== What is expected ==
Every line of the records below should be restated exactly.

● ● ● ●

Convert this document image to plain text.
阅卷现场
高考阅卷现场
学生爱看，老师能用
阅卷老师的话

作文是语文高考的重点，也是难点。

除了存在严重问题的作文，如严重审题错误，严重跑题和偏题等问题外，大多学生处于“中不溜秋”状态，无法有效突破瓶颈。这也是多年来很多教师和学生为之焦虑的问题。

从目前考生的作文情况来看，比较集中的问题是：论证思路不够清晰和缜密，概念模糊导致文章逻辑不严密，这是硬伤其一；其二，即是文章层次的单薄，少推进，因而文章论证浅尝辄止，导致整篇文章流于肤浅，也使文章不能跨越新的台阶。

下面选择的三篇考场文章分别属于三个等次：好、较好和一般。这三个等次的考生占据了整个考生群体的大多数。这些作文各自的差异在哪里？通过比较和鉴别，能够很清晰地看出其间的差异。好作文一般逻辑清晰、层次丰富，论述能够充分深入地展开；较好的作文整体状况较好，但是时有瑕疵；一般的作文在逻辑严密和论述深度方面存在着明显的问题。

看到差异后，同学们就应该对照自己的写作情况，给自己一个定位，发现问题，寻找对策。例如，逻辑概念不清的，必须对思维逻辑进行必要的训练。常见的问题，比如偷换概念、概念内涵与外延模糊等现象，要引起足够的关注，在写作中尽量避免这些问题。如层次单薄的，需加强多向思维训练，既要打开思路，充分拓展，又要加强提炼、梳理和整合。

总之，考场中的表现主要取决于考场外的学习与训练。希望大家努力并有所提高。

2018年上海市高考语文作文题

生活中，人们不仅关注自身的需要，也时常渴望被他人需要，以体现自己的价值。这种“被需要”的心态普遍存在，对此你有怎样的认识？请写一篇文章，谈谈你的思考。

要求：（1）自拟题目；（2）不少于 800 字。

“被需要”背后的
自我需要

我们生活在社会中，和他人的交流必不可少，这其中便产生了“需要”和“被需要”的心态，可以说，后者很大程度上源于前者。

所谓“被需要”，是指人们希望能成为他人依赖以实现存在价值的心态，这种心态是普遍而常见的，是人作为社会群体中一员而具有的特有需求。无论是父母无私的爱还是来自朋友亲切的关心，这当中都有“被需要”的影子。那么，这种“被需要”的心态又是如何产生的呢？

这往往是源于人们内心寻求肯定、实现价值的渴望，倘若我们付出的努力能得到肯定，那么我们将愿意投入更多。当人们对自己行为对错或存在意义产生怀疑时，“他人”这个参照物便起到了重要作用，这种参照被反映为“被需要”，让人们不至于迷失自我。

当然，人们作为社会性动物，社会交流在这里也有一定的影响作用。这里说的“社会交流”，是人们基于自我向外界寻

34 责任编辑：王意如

● ● ● ●

== Response to this exercise ==
Convert this document image to plain text.
阅卷现场
高考阅卷现场
学生爱看，老师能用
阅卷老师的话

作文是语文高考的重点，也是难点。

除了存在严重问题的作文，如严重审题错误，严重跑题和偏题等问题外，大多学生处于“中不溜秋”状态，无法有效突破瓶颈。这也是多年来很多教师和学生为之焦虑的问题。

从目前考生的作文情况来看，比较集中的问题是：论证思路不够清晰和缜密，概念模糊导致文章逻辑不严密，这是硬伤其一；其二，即是文章层次的单薄，少推进，因而文章论证浅尝辄止，导致整篇文章流于肤浅，也使文章不能跨越新的台阶。

下面选择的三篇考场文章分别属于三个等次：好、较好和一般。这三个等次的考生占据了整个考生群体的大多数。这些作文各自的差异在哪里？通过比较和鉴别，能够很清晰地看出其间的差异。好作文一般逻辑清晰、层次丰富，论述能够充分深入地展开；较好的作文整体状况较好，但是时有瑕疵；一般的作文在逻辑严密和论述深度方面存在着明显的问题。

看到差异后，同学们就应该对照自己的写作情况，给自己一个定位，发现问题，寻找对策。例如，逻辑概念不清的，必须对思维逻辑进行必要的训练。常见的问题，比如偷换概念、概念内涵与外延模糊等现象，要引起足够的关注，在写作中尽量避免这些问题。如层次单薄的，需加强多向思维训练，既要打开思路，充分拓展，又要加强提炼、梳理和整合。

总之，考场中的表现主要取决于考场外的学习与训练。希望大家努力并有所提高。

2018年上海市高考语文作文题

生活中，人们不仅关注自身的需要，也时常渴望被他人需要，以体现自己的价值。这种“被需要”的心态普遍存在，对此你有怎样的认识？请写一篇文章，谈谈你的思考。

要求：（1）自拟题目；（2）不少于 800 字。

“被需要”背后的
自我需要

我们生活在社会中，和他人的交流必不可少，这其中便产生了“需要”和“被需要”的心态，可以说，后者很大程度上源于前者。

所谓“被需要”，是指人们希望能成为他人依赖以实现存在价值的心态，这种心态是普遍而常见的，是人作为社会群体中一员而具有的特有需求。无论是父母无私的爱还是来自朋友亲切的关心，这当中都有“被需要”的影子。那么，这种“被需要”的心态又是如何产生的呢？

这往往是源于人们内心寻求肯定、实现价值的渴望，倘若我们付出的努力能得到肯定，那么我们将愿意投入更多。当人们对自己行为对错或存在意义产生怀疑时，“他人”这个参照物便起到了重要作用，这种参照被反映为“被需要”，让人们不至于迷失自我。

当然，人们作为社会性动物，社会交流在这里也有一定的影响作用。这里说的“社会交流”，是人们基于自我向外界寻

34 责任编辑：王意如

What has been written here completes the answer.